§ **TASK INSTRUCTIONS**: Search the listing for "document" and copy every line where it appears.
######
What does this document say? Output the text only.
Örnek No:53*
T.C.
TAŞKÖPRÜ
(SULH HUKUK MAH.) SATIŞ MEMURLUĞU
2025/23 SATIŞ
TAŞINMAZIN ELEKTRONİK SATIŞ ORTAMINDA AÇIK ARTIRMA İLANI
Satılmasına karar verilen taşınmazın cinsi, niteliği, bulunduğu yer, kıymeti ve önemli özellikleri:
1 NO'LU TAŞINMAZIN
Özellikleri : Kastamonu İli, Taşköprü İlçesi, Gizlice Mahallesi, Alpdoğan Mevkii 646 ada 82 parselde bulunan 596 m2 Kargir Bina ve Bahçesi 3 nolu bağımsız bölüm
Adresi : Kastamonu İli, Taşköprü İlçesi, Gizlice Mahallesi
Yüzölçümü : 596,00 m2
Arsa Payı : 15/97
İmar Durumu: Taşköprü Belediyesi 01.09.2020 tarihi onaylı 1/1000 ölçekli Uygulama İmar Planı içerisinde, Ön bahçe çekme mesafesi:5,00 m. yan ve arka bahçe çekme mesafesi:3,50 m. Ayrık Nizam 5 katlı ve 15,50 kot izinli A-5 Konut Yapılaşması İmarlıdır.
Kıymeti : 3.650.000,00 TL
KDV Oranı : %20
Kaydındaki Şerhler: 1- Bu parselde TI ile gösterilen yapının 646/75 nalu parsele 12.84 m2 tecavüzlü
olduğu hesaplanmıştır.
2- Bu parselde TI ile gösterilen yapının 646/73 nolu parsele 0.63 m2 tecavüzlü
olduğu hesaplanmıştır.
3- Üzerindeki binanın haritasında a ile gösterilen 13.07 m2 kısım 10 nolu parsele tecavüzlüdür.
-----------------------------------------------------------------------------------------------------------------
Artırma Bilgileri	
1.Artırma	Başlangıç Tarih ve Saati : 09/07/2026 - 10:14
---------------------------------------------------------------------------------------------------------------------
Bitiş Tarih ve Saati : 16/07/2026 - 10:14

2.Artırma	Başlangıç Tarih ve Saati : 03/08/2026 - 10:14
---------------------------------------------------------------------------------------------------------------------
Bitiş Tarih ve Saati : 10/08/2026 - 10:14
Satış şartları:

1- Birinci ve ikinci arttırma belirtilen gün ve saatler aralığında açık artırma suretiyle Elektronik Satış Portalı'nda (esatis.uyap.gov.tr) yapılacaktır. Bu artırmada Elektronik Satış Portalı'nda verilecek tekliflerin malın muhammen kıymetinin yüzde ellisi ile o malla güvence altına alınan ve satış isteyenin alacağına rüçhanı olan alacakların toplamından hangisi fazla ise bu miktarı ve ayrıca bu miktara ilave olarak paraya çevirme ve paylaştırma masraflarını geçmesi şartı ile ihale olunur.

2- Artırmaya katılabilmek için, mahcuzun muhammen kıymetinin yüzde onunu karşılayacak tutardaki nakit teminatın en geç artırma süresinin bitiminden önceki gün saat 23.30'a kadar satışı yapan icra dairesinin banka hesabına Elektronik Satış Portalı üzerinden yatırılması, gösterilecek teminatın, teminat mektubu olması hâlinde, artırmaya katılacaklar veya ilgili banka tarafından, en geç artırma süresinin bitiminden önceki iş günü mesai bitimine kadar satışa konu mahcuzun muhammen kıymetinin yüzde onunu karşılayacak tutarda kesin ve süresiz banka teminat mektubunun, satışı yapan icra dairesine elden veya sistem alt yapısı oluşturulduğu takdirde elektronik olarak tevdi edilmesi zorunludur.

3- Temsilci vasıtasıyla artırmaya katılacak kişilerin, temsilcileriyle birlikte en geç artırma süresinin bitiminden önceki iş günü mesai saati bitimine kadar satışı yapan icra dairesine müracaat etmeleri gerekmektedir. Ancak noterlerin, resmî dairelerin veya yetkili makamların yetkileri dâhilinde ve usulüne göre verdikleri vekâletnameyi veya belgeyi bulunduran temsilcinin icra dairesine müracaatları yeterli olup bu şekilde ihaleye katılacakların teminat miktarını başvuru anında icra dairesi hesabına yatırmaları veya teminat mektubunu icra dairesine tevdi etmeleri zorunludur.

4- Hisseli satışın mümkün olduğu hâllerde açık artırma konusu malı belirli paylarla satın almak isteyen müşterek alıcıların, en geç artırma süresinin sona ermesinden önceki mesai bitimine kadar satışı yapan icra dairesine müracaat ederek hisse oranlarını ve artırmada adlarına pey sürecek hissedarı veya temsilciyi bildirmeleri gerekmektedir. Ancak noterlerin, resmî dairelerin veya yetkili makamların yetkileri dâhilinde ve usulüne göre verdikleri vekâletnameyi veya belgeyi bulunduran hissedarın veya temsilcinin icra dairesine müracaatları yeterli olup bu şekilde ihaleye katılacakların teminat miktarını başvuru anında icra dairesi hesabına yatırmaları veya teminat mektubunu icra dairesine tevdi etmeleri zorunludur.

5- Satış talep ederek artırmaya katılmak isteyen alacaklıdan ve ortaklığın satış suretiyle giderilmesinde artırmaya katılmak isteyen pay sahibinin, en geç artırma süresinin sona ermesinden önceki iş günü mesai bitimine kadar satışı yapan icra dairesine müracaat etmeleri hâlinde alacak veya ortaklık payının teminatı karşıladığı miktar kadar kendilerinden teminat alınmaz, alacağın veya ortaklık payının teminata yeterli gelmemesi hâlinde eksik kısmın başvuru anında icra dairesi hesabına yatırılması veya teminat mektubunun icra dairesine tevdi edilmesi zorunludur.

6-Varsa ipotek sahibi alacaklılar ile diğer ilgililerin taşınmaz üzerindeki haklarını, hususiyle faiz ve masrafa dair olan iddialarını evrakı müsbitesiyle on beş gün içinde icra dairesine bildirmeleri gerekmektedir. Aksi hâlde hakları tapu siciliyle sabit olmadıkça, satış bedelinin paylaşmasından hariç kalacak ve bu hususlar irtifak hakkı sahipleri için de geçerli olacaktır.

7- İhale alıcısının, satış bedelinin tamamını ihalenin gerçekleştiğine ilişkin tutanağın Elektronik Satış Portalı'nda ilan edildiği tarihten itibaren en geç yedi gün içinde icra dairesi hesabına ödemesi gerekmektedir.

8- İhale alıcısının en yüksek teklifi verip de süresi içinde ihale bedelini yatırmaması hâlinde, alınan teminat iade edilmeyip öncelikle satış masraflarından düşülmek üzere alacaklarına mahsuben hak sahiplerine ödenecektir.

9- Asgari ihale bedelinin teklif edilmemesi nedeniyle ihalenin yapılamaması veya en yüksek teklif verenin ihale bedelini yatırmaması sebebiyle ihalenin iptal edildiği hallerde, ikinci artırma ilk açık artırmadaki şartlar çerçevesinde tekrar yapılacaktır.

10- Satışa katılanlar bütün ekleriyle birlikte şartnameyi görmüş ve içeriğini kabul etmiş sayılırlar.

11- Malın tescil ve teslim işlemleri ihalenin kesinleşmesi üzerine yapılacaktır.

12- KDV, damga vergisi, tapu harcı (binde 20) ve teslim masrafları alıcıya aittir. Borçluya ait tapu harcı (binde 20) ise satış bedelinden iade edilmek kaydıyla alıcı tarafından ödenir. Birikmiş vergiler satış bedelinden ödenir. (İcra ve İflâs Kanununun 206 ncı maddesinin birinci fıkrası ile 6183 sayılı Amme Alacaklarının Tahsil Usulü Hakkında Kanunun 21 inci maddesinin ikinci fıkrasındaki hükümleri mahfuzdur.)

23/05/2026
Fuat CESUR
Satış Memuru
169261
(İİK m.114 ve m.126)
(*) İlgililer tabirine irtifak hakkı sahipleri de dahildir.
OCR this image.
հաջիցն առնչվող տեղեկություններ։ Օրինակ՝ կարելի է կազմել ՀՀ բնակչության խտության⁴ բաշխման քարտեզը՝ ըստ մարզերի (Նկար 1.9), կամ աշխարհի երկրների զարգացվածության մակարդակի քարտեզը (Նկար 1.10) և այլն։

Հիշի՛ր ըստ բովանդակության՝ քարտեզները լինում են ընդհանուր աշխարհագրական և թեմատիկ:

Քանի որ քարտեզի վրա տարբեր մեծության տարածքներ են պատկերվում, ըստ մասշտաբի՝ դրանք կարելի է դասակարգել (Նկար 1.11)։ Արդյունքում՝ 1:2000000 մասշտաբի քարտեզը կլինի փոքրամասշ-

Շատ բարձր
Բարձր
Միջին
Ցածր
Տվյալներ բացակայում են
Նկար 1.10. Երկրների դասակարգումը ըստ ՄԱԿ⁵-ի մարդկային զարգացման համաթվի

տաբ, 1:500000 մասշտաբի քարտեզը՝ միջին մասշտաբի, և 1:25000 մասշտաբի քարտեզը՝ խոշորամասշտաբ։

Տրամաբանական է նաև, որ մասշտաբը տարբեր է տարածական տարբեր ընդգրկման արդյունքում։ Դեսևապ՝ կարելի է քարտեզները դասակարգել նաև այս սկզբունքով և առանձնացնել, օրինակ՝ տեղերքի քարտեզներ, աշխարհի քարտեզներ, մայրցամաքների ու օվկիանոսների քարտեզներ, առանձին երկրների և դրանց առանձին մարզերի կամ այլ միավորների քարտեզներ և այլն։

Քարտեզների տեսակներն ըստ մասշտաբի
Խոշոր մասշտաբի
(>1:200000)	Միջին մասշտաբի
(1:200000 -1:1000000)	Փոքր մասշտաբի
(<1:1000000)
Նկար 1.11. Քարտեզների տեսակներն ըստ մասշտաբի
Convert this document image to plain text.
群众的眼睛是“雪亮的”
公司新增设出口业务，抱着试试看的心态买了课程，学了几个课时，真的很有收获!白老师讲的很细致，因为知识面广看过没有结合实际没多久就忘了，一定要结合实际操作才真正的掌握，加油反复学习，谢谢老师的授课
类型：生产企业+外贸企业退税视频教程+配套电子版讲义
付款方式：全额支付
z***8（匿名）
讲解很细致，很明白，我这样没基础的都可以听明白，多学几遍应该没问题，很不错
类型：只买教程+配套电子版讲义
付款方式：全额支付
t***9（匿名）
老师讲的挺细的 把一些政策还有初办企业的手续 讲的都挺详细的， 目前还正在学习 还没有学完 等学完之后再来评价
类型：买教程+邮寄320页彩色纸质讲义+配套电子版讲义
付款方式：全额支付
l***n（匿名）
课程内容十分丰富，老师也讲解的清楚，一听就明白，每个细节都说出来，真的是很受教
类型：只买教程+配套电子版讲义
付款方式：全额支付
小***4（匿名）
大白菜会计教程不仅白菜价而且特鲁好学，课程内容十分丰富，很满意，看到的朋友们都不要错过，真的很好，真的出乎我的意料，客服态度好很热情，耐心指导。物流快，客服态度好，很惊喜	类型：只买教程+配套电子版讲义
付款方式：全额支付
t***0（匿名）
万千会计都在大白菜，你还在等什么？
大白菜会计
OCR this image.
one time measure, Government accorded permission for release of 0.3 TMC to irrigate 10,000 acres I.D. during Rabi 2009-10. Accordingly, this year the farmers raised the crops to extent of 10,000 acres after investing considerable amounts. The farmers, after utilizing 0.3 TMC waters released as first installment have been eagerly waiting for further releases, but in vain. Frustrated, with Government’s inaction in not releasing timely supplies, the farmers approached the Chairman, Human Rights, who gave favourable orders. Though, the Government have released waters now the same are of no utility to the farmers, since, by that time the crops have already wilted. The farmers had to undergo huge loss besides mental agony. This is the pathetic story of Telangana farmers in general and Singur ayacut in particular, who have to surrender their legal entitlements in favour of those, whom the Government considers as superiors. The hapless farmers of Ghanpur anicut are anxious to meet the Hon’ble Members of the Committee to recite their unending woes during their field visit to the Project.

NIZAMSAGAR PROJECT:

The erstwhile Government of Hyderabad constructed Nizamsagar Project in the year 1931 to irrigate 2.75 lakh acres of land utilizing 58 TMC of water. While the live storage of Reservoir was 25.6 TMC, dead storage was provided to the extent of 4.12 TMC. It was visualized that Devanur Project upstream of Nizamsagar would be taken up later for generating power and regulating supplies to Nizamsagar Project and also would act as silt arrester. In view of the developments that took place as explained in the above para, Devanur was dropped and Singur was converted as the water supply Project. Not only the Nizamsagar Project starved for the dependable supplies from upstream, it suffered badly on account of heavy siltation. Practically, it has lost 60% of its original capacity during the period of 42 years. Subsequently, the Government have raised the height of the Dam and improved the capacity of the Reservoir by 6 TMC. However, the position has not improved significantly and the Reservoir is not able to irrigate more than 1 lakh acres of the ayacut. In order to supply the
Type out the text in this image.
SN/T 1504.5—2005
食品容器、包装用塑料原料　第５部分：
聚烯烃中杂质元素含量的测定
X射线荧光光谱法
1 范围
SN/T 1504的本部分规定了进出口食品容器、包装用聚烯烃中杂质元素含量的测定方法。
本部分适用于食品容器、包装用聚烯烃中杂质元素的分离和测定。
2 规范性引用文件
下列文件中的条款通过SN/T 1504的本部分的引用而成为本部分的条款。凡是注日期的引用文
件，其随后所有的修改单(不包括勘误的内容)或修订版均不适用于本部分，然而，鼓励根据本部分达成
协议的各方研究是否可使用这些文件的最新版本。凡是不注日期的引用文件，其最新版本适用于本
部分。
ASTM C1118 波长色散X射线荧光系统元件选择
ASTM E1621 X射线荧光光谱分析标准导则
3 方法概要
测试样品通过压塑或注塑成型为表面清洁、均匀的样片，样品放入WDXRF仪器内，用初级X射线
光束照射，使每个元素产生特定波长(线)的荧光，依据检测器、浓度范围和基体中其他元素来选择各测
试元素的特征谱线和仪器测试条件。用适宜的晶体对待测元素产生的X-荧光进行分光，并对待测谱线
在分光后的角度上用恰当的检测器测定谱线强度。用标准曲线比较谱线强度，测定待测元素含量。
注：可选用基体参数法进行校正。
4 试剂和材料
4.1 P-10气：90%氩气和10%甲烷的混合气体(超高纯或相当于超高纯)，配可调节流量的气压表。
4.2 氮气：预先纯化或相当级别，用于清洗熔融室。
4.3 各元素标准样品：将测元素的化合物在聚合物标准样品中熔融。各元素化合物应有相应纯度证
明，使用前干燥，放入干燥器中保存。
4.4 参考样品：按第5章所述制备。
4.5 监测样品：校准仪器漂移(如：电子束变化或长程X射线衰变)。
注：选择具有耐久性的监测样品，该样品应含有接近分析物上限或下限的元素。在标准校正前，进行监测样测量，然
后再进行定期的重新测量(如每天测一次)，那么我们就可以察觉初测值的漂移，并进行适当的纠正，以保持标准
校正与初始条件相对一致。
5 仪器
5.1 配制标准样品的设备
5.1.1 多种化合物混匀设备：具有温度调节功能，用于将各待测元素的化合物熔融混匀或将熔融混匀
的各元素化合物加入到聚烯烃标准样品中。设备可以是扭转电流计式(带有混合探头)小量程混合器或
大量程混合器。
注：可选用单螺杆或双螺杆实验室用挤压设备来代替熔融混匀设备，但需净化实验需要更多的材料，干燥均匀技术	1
######
§ **WRITTEN RESPONSE**:
What does this document say? Output the text only.
Convert this document image to plain text.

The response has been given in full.